>> BEGIN

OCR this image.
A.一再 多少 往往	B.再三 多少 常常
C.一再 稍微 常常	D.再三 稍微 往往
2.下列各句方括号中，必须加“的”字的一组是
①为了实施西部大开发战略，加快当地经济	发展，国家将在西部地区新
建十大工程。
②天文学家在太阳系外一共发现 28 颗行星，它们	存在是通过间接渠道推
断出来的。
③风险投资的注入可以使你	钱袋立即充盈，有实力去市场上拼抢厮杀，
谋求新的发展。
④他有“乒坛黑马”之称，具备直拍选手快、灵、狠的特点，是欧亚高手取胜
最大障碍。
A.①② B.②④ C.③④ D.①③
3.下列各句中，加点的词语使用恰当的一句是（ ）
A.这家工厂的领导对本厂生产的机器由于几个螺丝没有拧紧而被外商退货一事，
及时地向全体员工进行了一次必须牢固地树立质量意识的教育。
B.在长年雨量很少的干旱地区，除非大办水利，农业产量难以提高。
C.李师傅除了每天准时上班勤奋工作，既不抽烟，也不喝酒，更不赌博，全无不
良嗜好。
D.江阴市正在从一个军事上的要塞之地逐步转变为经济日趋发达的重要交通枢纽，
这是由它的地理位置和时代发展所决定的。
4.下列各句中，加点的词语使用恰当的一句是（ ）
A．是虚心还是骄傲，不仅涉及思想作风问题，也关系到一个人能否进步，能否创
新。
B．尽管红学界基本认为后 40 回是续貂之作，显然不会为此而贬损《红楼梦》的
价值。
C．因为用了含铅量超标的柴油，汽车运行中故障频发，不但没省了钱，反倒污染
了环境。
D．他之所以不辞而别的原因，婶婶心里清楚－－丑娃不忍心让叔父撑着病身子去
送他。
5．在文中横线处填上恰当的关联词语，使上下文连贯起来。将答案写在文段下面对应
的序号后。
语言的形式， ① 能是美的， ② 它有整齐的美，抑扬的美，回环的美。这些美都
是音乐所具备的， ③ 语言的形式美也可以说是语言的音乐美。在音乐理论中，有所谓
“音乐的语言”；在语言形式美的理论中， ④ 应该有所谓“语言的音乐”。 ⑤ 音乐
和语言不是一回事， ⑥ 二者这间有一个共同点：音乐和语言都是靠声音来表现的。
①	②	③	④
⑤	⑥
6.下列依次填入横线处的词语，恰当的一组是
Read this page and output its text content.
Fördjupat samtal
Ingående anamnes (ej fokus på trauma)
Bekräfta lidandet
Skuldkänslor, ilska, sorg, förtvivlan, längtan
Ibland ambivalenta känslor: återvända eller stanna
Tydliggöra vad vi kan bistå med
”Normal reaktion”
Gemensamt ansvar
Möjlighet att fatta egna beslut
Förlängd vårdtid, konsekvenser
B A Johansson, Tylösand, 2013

>> END

All the entries above need to be reproduced exactly.

Expected answer:
OCR this image.
A.一再 多少 往往	B.再三 多少 常常
C.一再 稍微 常常	D.再三 稍微 往往
2.下列各句方括号中，必须加“的”字的一组是
①为了实施西部大开发战略，加快当地经济	发展，国家将在西部地区新
建十大工程。
②天文学家在太阳系外一共发现 28 颗行星，它们	存在是通过间接渠道推
断出来的。
③风险投资的注入可以使你	钱袋立即充盈，有实力去市场上拼抢厮杀，
谋求新的发展。
④他有“乒坛黑马”之称，具备直拍选手快、灵、狠的特点，是欧亚高手取胜
最大障碍。
A.①② B.②④ C.③④ D.①③
3.下列各句中，加点的词语使用恰当的一句是（ ）
A.这家工厂的领导对本厂生产的机器由于几个螺丝没有拧紧而被外商退货一事，
及时地向全体员工进行了一次必须牢固地树立质量意识的教育。
B.在长年雨量很少的干旱地区，除非大办水利，农业产量难以提高。
C.李师傅除了每天准时上班勤奋工作，既不抽烟，也不喝酒，更不赌博，全无不
良嗜好。
D.江阴市正在从一个军事上的要塞之地逐步转变为经济日趋发达的重要交通枢纽，
这是由它的地理位置和时代发展所决定的。
4.下列各句中，加点的词语使用恰当的一句是（ ）
A．是虚心还是骄傲，不仅涉及思想作风问题，也关系到一个人能否进步，能否创
新。
B．尽管红学界基本认为后 40 回是续貂之作，显然不会为此而贬损《红楼梦》的
价值。
C．因为用了含铅量超标的柴油，汽车运行中故障频发，不但没省了钱，反倒污染
了环境。
D．他之所以不辞而别的原因，婶婶心里清楚－－丑娃不忍心让叔父撑着病身子去
送他。
5．在文中横线处填上恰当的关联词语，使上下文连贯起来。将答案写在文段下面对应
的序号后。
语言的形式， ① 能是美的， ② 它有整齐的美，抑扬的美，回环的美。这些美都
是音乐所具备的， ③ 语言的形式美也可以说是语言的音乐美。在音乐理论中，有所谓
“音乐的语言”；在语言形式美的理论中， ④ 应该有所谓“语言的音乐”。 ⑤ 音乐
和语言不是一回事， ⑥ 二者这间有一个共同点：音乐和语言都是靠声音来表现的。
①	②	③	④
⑤	⑥
6.下列依次填入横线处的词语，恰当的一组是
Read this page and output its text content.
Fördjupat samtal
Ingående anamnes (ej fokus på trauma)
Bekräfta lidandet
Skuldkänslor, ilska, sorg, förtvivlan, längtan
Ibland ambivalenta känslor: återvända eller stanna
Tydliggöra vad vi kan bistå med
”Normal reaktion”
Gemensamt ansvar
Möjlighet att fatta egna beslut
Förlängd vårdtid, konsekvenser
B A Johansson, Tylösand, 2013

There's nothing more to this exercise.